▶ **STATED PROBLEM**: Go through the listing and return every line with "rear" in it.

▶ **STORED DATA**:
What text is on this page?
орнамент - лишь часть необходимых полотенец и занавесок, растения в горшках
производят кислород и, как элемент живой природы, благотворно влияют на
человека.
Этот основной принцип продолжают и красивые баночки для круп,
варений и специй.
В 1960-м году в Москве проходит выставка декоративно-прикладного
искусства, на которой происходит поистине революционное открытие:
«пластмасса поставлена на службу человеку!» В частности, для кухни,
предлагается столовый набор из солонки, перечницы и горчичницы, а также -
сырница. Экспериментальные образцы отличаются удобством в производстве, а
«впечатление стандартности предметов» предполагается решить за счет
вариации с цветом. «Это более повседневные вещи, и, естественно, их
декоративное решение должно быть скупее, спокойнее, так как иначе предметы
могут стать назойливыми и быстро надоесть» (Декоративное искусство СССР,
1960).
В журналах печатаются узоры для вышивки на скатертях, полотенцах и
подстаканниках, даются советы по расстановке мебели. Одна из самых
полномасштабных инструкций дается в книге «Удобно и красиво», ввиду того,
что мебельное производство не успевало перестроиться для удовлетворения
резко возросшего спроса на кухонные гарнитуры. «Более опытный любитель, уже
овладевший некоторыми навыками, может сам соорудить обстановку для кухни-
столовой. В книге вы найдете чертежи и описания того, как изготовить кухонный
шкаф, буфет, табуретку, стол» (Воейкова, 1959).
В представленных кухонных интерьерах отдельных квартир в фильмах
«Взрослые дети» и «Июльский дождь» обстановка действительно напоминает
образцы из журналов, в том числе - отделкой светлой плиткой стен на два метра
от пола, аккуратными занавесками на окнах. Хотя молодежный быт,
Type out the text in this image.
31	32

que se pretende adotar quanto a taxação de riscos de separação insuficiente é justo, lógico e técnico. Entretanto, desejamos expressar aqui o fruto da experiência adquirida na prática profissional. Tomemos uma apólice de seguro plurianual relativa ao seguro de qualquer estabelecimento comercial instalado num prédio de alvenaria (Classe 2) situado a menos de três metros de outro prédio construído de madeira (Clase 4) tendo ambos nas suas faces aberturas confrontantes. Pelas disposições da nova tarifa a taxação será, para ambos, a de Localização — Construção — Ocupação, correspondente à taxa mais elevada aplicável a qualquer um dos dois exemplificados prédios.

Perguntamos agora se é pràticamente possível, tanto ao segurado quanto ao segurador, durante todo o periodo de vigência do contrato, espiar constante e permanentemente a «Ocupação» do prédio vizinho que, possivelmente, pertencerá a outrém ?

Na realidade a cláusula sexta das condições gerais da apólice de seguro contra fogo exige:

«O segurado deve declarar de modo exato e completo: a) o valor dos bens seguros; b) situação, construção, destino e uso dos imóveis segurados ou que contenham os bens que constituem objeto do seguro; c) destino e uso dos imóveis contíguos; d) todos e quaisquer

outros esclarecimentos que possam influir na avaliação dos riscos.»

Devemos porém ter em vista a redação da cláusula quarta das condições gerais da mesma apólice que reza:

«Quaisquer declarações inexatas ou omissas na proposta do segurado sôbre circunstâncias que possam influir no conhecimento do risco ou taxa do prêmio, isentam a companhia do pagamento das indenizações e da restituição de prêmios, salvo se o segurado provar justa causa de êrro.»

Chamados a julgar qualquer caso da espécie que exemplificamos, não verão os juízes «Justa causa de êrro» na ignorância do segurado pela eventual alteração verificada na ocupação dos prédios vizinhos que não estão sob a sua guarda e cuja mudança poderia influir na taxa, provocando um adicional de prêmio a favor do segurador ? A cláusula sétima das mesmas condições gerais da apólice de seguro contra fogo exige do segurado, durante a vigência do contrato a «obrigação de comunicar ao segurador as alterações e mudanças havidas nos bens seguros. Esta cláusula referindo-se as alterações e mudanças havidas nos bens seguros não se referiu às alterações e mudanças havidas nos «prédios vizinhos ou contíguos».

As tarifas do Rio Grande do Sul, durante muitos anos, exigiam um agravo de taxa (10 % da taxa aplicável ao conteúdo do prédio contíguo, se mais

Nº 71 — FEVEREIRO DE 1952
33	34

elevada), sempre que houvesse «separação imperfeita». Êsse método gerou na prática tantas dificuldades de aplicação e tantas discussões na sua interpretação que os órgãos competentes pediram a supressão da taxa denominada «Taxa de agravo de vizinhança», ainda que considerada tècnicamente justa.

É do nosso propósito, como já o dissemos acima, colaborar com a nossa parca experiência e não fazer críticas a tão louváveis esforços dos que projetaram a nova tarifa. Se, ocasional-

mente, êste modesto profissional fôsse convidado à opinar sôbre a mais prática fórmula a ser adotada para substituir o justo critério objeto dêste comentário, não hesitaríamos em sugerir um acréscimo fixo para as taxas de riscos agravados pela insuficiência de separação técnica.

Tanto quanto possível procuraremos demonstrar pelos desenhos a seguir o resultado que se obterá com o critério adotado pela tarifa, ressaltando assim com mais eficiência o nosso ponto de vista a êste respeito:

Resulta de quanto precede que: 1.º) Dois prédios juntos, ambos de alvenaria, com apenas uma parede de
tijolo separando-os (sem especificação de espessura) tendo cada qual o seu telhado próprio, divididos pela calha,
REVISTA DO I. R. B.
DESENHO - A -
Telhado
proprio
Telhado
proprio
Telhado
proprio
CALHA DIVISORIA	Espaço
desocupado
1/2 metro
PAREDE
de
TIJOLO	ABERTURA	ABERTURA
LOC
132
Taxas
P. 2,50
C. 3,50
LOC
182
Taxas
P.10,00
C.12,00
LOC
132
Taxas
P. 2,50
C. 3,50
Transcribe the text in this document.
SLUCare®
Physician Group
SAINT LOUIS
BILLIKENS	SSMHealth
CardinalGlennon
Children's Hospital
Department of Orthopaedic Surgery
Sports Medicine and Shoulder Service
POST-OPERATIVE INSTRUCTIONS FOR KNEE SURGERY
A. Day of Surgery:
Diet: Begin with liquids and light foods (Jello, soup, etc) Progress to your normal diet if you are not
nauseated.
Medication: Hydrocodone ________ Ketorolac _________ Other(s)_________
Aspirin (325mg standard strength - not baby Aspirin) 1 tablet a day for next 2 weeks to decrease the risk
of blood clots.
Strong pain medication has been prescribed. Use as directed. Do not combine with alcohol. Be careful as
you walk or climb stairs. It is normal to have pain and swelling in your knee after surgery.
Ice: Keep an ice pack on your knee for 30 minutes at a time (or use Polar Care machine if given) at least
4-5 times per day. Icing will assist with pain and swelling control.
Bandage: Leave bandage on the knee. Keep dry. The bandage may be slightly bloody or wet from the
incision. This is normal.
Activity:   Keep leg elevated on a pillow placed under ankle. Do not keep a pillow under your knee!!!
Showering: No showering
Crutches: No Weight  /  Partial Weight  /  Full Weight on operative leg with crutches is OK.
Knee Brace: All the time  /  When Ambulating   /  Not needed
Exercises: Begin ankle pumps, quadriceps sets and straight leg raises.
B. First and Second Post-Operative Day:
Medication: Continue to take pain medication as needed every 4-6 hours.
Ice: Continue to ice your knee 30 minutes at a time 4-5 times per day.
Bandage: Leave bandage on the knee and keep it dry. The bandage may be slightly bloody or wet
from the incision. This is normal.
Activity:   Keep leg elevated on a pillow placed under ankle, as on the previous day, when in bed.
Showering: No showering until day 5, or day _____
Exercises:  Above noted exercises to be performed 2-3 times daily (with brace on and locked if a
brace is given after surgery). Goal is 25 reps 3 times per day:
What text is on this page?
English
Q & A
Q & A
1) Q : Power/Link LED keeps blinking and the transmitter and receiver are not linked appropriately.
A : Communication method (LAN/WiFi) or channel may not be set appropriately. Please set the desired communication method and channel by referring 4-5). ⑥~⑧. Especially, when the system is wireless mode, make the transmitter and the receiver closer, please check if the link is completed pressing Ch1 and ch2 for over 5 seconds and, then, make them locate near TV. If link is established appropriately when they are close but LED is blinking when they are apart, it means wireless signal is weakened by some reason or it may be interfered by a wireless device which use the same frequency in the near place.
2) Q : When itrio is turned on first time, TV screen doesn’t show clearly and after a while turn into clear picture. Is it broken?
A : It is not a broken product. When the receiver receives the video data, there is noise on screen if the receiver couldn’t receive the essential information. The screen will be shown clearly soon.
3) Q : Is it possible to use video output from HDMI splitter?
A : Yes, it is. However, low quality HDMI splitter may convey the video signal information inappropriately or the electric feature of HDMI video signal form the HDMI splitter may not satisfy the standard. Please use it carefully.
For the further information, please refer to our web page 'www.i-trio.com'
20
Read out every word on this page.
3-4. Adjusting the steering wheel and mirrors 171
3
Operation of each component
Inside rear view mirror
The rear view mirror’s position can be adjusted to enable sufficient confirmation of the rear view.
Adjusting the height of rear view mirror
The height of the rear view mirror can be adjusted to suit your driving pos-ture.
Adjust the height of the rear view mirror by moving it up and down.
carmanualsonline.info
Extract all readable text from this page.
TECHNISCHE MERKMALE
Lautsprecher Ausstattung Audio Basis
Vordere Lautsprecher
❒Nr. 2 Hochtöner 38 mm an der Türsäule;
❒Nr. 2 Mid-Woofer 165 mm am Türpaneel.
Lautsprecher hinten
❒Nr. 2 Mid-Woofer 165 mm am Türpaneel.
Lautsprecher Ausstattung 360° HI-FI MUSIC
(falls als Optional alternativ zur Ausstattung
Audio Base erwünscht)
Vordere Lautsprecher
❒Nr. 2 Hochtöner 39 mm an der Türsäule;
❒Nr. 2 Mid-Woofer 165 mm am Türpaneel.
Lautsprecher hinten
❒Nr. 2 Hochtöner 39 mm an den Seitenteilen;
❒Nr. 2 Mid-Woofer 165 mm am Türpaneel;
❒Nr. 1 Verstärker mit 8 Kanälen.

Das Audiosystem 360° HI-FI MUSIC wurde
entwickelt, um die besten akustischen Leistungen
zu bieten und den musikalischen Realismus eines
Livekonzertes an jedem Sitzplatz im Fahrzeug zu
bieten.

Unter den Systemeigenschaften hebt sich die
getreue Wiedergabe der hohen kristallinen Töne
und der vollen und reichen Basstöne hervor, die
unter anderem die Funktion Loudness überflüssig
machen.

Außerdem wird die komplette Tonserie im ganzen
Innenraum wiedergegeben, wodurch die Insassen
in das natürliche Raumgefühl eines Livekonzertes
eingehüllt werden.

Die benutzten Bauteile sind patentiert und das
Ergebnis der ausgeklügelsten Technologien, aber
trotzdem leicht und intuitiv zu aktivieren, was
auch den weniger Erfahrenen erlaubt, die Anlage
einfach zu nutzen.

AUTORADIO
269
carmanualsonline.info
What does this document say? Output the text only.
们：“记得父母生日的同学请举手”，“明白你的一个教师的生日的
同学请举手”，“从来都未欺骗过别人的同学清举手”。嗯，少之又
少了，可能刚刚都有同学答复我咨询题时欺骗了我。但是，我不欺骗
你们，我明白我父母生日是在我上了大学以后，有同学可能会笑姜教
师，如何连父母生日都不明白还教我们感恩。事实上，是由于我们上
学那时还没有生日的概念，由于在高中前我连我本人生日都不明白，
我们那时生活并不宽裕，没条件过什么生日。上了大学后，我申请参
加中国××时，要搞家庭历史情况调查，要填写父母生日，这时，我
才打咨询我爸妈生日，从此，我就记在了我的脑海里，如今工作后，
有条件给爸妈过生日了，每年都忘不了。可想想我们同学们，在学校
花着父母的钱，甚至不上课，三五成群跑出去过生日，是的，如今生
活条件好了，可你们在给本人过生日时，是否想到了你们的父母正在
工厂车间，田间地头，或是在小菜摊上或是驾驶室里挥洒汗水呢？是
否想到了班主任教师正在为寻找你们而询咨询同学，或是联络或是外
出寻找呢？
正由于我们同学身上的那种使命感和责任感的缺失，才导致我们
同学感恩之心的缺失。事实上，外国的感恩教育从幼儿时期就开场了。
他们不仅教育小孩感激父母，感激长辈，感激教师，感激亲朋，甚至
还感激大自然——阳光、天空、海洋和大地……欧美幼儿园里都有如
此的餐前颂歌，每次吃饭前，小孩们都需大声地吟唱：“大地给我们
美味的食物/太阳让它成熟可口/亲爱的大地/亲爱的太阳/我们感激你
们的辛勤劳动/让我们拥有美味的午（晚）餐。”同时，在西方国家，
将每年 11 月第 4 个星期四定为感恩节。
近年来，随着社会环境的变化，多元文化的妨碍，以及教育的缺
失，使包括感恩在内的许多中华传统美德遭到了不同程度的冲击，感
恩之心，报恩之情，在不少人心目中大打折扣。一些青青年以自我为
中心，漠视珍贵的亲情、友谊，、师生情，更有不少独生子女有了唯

▶ **EXERCISE OUTPUT**:
Inside rear view mirror
The rear view mirror’s position can be adjusted to enable sufficient confirmation of the rear view.
Adjusting the height of rear view mirror
The height of the rear view mirror can be adjusted to suit your driving pos-ture.
Adjust the height of the rear view mirror by moving it up and down.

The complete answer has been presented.